[Dataset listings of figures]

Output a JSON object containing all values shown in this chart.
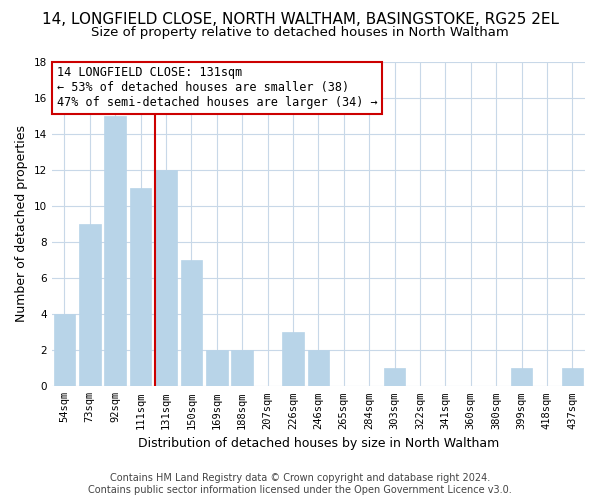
{
  "title": "14, LONGFIELD CLOSE, NORTH WALTHAM, BASINGSTOKE, RG25 2EL",
  "subtitle": "Size of property relative to detached houses in North Waltham",
  "xlabel": "Distribution of detached houses by size in North Waltham",
  "ylabel": "Number of detached properties",
  "bins": [
    "54sqm",
    "73sqm",
    "92sqm",
    "111sqm",
    "131sqm",
    "150sqm",
    "169sqm",
    "188sqm",
    "207sqm",
    "226sqm",
    "246sqm",
    "265sqm",
    "284sqm",
    "303sqm",
    "322sqm",
    "341sqm",
    "360sqm",
    "380sqm",
    "399sqm",
    "418sqm",
    "437sqm"
  ],
  "values": [
    4,
    9,
    15,
    11,
    12,
    7,
    2,
    2,
    0,
    3,
    2,
    0,
    0,
    1,
    0,
    0,
    0,
    0,
    1,
    0,
    1
  ],
  "bar_color": "#b8d4e8",
  "bar_edge_color": "#b8d4e8",
  "highlight_line_color": "#cc0000",
  "annotation_line1": "14 LONGFIELD CLOSE: 131sqm",
  "annotation_line2": "← 53% of detached houses are smaller (38)",
  "annotation_line3": "47% of semi-detached houses are larger (34) →",
  "annotation_box_color": "#ffffff",
  "annotation_box_edge": "#cc0000",
  "ylim": [
    0,
    18
  ],
  "yticks": [
    0,
    2,
    4,
    6,
    8,
    10,
    12,
    14,
    16,
    18
  ],
  "footer_line1": "Contains HM Land Registry data © Crown copyright and database right 2024.",
  "footer_line2": "Contains public sector information licensed under the Open Government Licence v3.0.",
  "bg_color": "#ffffff",
  "grid_color": "#c8d8e8",
  "title_fontsize": 11,
  "subtitle_fontsize": 9.5,
  "axis_label_fontsize": 9,
  "tick_fontsize": 7.5,
  "annotation_fontsize": 8.5,
  "footer_fontsize": 7
}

Exercise instructions: The pictures should not be reproduced; quote all of the other material exactly.

The answer:
Output a JSON object containing all values shown in this chart.
{
  "title": "14, LONGFIELD CLOSE, NORTH WALTHAM, BASINGSTOKE, RG25 2EL",
  "subtitle": "Size of property relative to detached houses in North Waltham",
  "xlabel": "Distribution of detached houses by size in North Waltham",
  "ylabel": "Number of detached properties",
  "bins": [
    "54sqm",
    "73sqm",
    "92sqm",
    "111sqm",
    "131sqm",
    "150sqm",
    "169sqm",
    "188sqm",
    "207sqm",
    "226sqm",
    "246sqm",
    "265sqm",
    "284sqm",
    "303sqm",
    "322sqm",
    "341sqm",
    "360sqm",
    "380sqm",
    "399sqm",
    "418sqm",
    "437sqm"
  ],
  "values": [
    4,
    9,
    15,
    11,
    12,
    7,
    2,
    2,
    0,
    3,
    2,
    0,
    0,
    1,
    0,
    0,
    0,
    0,
    1,
    0,
    1
  ],
  "bar_color": "#b8d4e8",
  "bar_edge_color": "#b8d4e8",
  "highlight_line_color": "#cc0000",
  "annotation_line1": "14 LONGFIELD CLOSE: 131sqm",
  "annotation_line2": "← 53% of detached houses are smaller (38)",
  "annotation_line3": "47% of semi-detached houses are larger (34) →",
  "annotation_box_color": "#ffffff",
  "annotation_box_edge": "#cc0000",
  "ylim": [
    0,
    18
  ],
  "yticks": [
    0,
    2,
    4,
    6,
    8,
    10,
    12,
    14,
    16,
    18
  ],
  "footer_line1": "Contains HM Land Registry data © Crown copyright and database right 2024.",
  "footer_line2": "Contains public sector information licensed under the Open Government Licence v3.0.",
  "bg_color": "#ffffff",
  "grid_color": "#c8d8e8",
  "title_fontsize": 11,
  "subtitle_fontsize": 9.5,
  "axis_label_fontsize": 9,
  "tick_fontsize": 7.5,
  "annotation_fontsize": 8.5,
  "footer_fontsize": 7
}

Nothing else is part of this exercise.